─── ROWS

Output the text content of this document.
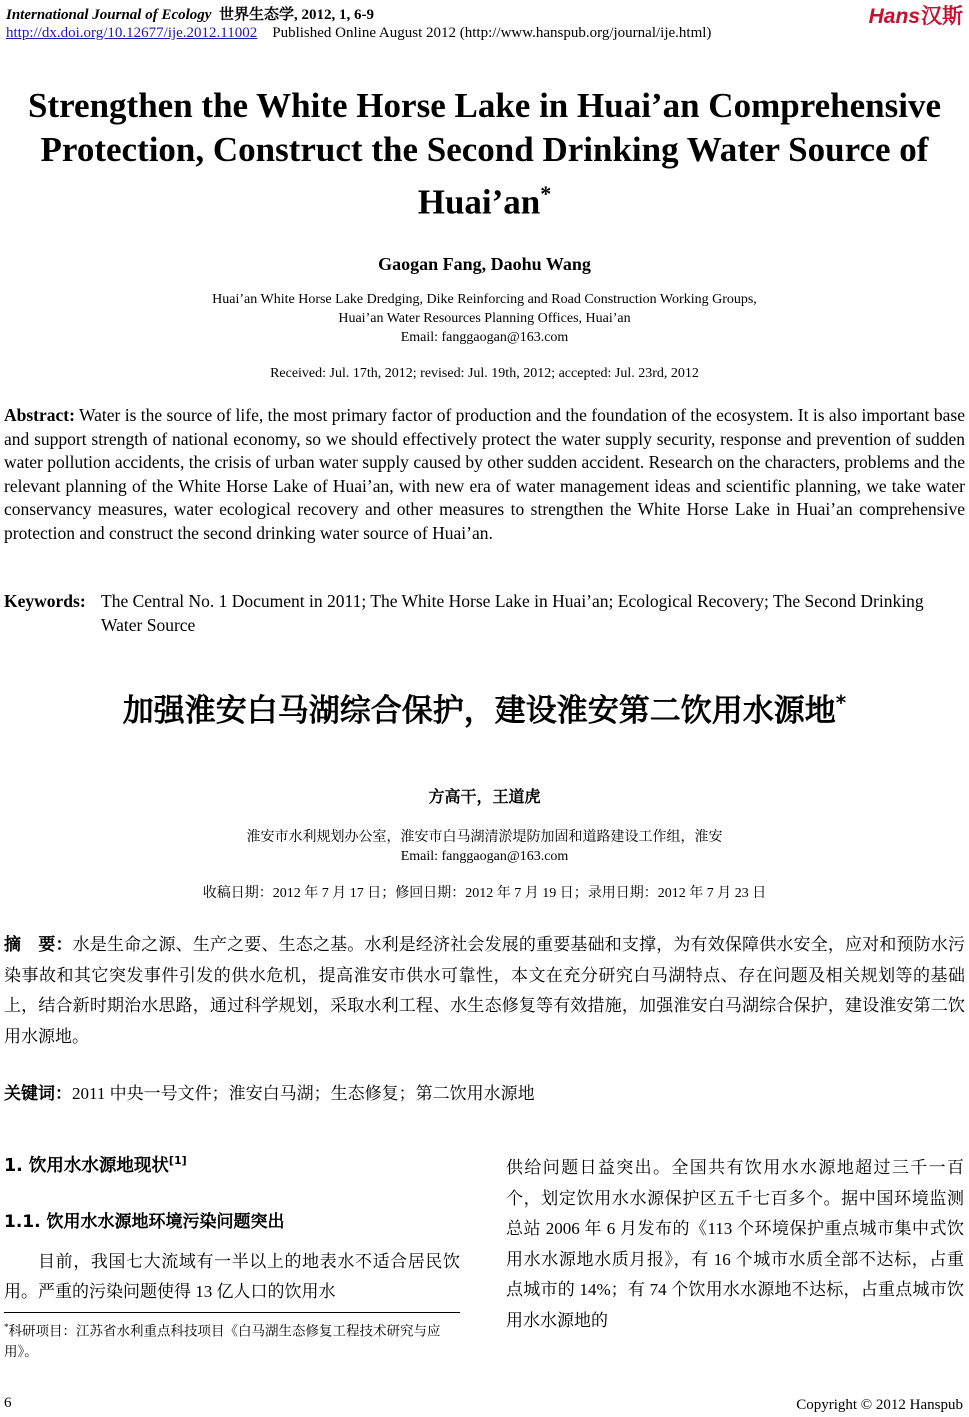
International Journal of Ecology 世界生态学, 2012, 1, 6-9
http://dx.doi.org/10.12677/ije.2012.11002 Published Online August 2012 (http://www.hanspub.org/journal/ije.html)
Hans汉斯
Strengthen the White Horse Lake in Huai’an Comprehensive Protection, Construct the Second Drinking Water Source of Huai’an*
Gaogan Fang, Daohu Wang
Huai’an White Horse Lake Dredging, Dike Reinforcing and Road Construction Working Groups,
Huai’an Water Resources Planning Offices, Huai’an
Email: fanggaogan@163.com
Received: Jul. 17th, 2012; revised: Jul. 19th, 2012; accepted: Jul. 23rd, 2012
Abstract: Water is the source of life, the most primary factor of production and the foundation of the ecosystem. It is also important base and support strength of national economy, so we should effectively protect the water supply security, response and prevention of sudden water pollution accidents, the crisis of urban water supply caused by other sudden accident. Research on the characters, problems and the relevant planning of the White Horse Lake of Huai’an, with new era of water management ideas and scientific planning, we take water conservancy measures, water ecological recovery and other measures to strengthen the White Horse Lake in Huai’an comprehensive protection and construct the second drinking water source of Huai’an.
Keywords: The Central No. 1 Document in 2011; The White Horse Lake in Huai’an; Ecological Recovery; The Second Drinking Water Source
加强淮安白马湖综合保护，建设淮安第二饮用水源地*
方高干，王道虎
淮安市水利规划办公室，淮安市白马湖清淤堤防加固和道路建设工作组，淮安
Email: fanggaogan@163.com
收稿日期：2012 年 7 月 17 日；修回日期：2012 年 7 月 19 日；录用日期：2012 年 7 月 23 日
摘　要：水是生命之源、生产之要、生态之基。水利是经济社会发展的重要基础和支撑，为有效保障供水安全，应对和预防水污染事故和其它突发事件引发的供水危机，提高淮安市供水可靠性，本文在充分研究白马湖特点、存在问题及相关规划等的基础上，结合新时期治水思路，通过科学规划，采取水利工程、水生态修复等有效措施，加强淮安白马湖综合保护，建设淮安第二饮用水源地。
关键词：2011 中央一号文件；淮安白马湖；生态修复；第二饮用水源地
1. 饮用水水源地现状[1]
1.1. 饮用水水源地环境污染问题突出
目前，我国七大流域有一半以上的地表水不适合居民饮用。严重的污染问题使得 13 亿人口的饮用水
供给问题日益突出。全国共有饮用水水源地超过三千一百个，划定饮用水水源保护区五千七百多个。据中国环境监测总站 2006 年 6 月发布的《113 个环境保护重点城市集中式饮用水水源地水质月报》，有 16 个城市水质全部不达标，占重点城市的 14%；有 74 个饮用水水源地不达标，占重点城市饮用水水源地的
*科研项目：江苏省水利重点科技项目《白马湖生态修复工程技术研究与应用》。
6	Copyright © 2012 Hanspub
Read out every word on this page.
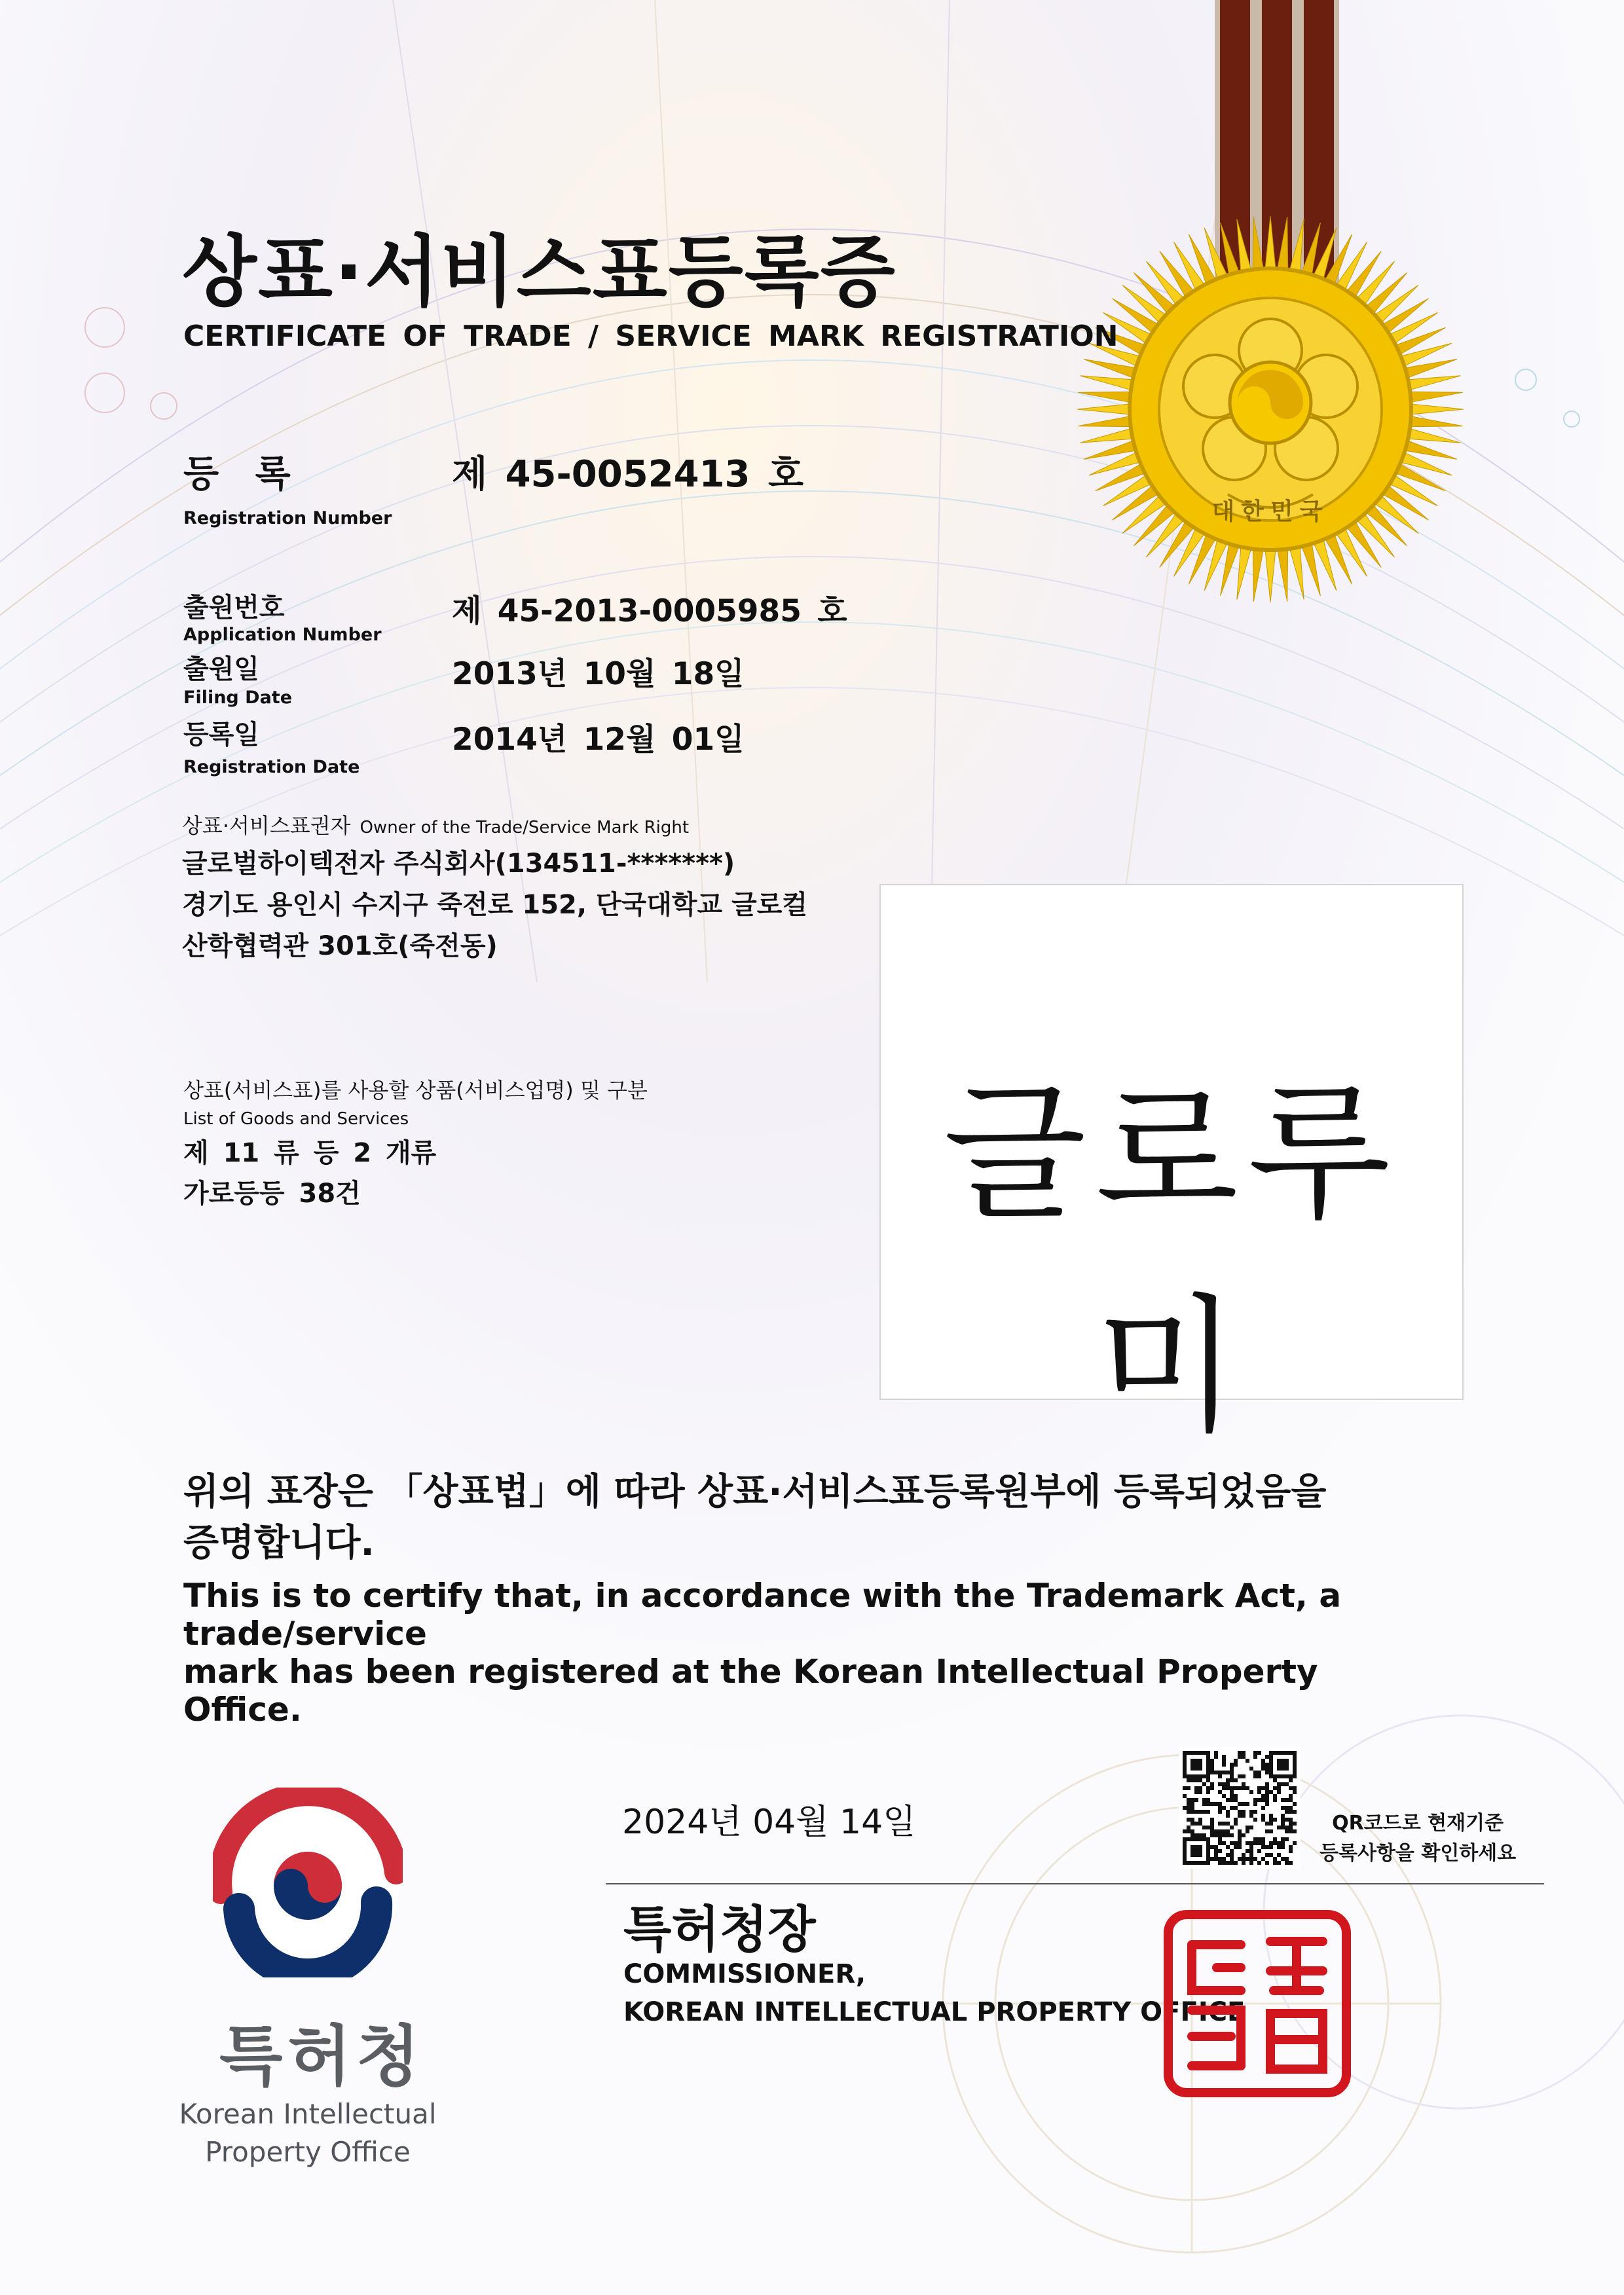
대한민국
상표·서비스표등록증
CERTIFICATE OF TRADE / SERVICE MARK REGISTRATION
등 록
Registration Number
제 45-0052413 호
출원번호
Application Number
제 45-2013-0005985 호
출원일
Filing Date
2013년 10월 18일
등록일
Registration Date
2014년 12월 01일
상표·서비스표권자 Owner of the Trade/Service Mark Right
글로벌하이텍전자 주식회사(134511-*******)
경기도 용인시 수지구 죽전로 152, 단국대학교 글로컬
산학협력관 301호(죽전동)
상표(서비스표)를 사용할 상품(서비스업명) 및 구분
List of Goods and Services
제 11 류 등 2 개류
가로등등 38건	글로루미
위의 표장은 「상표법」에 따라 상표·서비스표등록원부에 등록되었음을
증명합니다.
This is to certify that, in accordance with the Trademark Act, a trade/service
mark has been registered at the Korean Intellectual Property Office.
2024년 04월 14일	QR코드로 현재기준
등록사항을 확인하세요
특허청장
COMMISSIONER,
KOREAN INTELLECTUAL PROPERTY OFFICE
특허청
Korean Intellectual
Property Office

──────

GOAL OF THE EXERCISE. Retype the records exactly. Any image in them should not appear in what you write.

EXERCISE OUTPUT.
Output the text content of this document.
International Journal of Ecology 世界生态学, 2012, 1, 6-9
http://dx.doi.org/10.12677/ije.2012.11002 Published Online August 2012 (http://www.hanspub.org/journal/ije.html)
Hans汉斯
Strengthen the White Horse Lake in Huai’an Comprehensive Protection, Construct the Second Drinking Water Source of Huai’an*
Gaogan Fang, Daohu Wang
Huai’an White Horse Lake Dredging, Dike Reinforcing and Road Construction Working Groups,
Huai’an Water Resources Planning Offices, Huai’an
Email: fanggaogan@163.com
Received: Jul. 17th, 2012; revised: Jul. 19th, 2012; accepted: Jul. 23rd, 2012
Abstract: Water is the source of life, the most primary factor of production and the foundation of the ecosystem. It is also important base and support strength of national economy, so we should effectively protect the water supply security, response and prevention of sudden water pollution accidents, the crisis of urban water supply caused by other sudden accident. Research on the characters, problems and the relevant planning of the White Horse Lake of Huai’an, with new era of water management ideas and scientific planning, we take water conservancy measures, water ecological recovery and other measures to strengthen the White Horse Lake in Huai’an comprehensive protection and construct the second drinking water source of Huai’an.
Keywords: The Central No. 1 Document in 2011; The White Horse Lake in Huai’an; Ecological Recovery; The Second Drinking Water Source
加强淮安白马湖综合保护，建设淮安第二饮用水源地*
方高干，王道虎
淮安市水利规划办公室，淮安市白马湖清淤堤防加固和道路建设工作组，淮安
Email: fanggaogan@163.com
收稿日期：2012 年 7 月 17 日；修回日期：2012 年 7 月 19 日；录用日期：2012 年 7 月 23 日
摘　要：水是生命之源、生产之要、生态之基。水利是经济社会发展的重要基础和支撑，为有效保障供水安全，应对和预防水污染事故和其它突发事件引发的供水危机，提高淮安市供水可靠性，本文在充分研究白马湖特点、存在问题及相关规划等的基础上，结合新时期治水思路，通过科学规划，采取水利工程、水生态修复等有效措施，加强淮安白马湖综合保护，建设淮安第二饮用水源地。
关键词：2011 中央一号文件；淮安白马湖；生态修复；第二饮用水源地
1. 饮用水水源地现状[1]
1.1. 饮用水水源地环境污染问题突出
目前，我国七大流域有一半以上的地表水不适合居民饮用。严重的污染问题使得 13 亿人口的饮用水
供给问题日益突出。全国共有饮用水水源地超过三千一百个，划定饮用水水源保护区五千七百多个。据中国环境监测总站 2006 年 6 月发布的《113 个环境保护重点城市集中式饮用水水源地水质月报》，有 16 个城市水质全部不达标，占重点城市的 14%；有 74 个饮用水水源地不达标，占重点城市饮用水水源地的
*科研项目：江苏省水利重点科技项目《白马湖生态修复工程技术研究与应用》。
6	Copyright © 2012 Hanspub
Read out every word on this page.
대한민국
상표·서비스표등록증
CERTIFICATE OF TRADE / SERVICE MARK REGISTRATION
등 록
Registration Number
제 45-0052413 호
출원번호
Application Number
제 45-2013-0005985 호
출원일
Filing Date
2013년 10월 18일
등록일
Registration Date
2014년 12월 01일
상표·서비스표권자 Owner of the Trade/Service Mark Right
글로벌하이텍전자 주식회사(134511-*******)
경기도 용인시 수지구 죽전로 152, 단국대학교 글로컬
산학협력관 301호(죽전동)
상표(서비스표)를 사용할 상품(서비스업명) 및 구분
List of Goods and Services
제 11 류 등 2 개류
가로등등 38건	글로루미
위의 표장은 「상표법」에 따라 상표·서비스표등록원부에 등록되었음을
증명합니다.
This is to certify that, in accordance with the Trademark Act, a trade/service
mark has been registered at the Korean Intellectual Property Office.
2024년 04월 14일	QR코드로 현재기준
등록사항을 확인하세요
특허청장
COMMISSIONER,
KOREAN INTELLECTUAL PROPERTY OFFICE
특허청
Korean Intellectual
Property Office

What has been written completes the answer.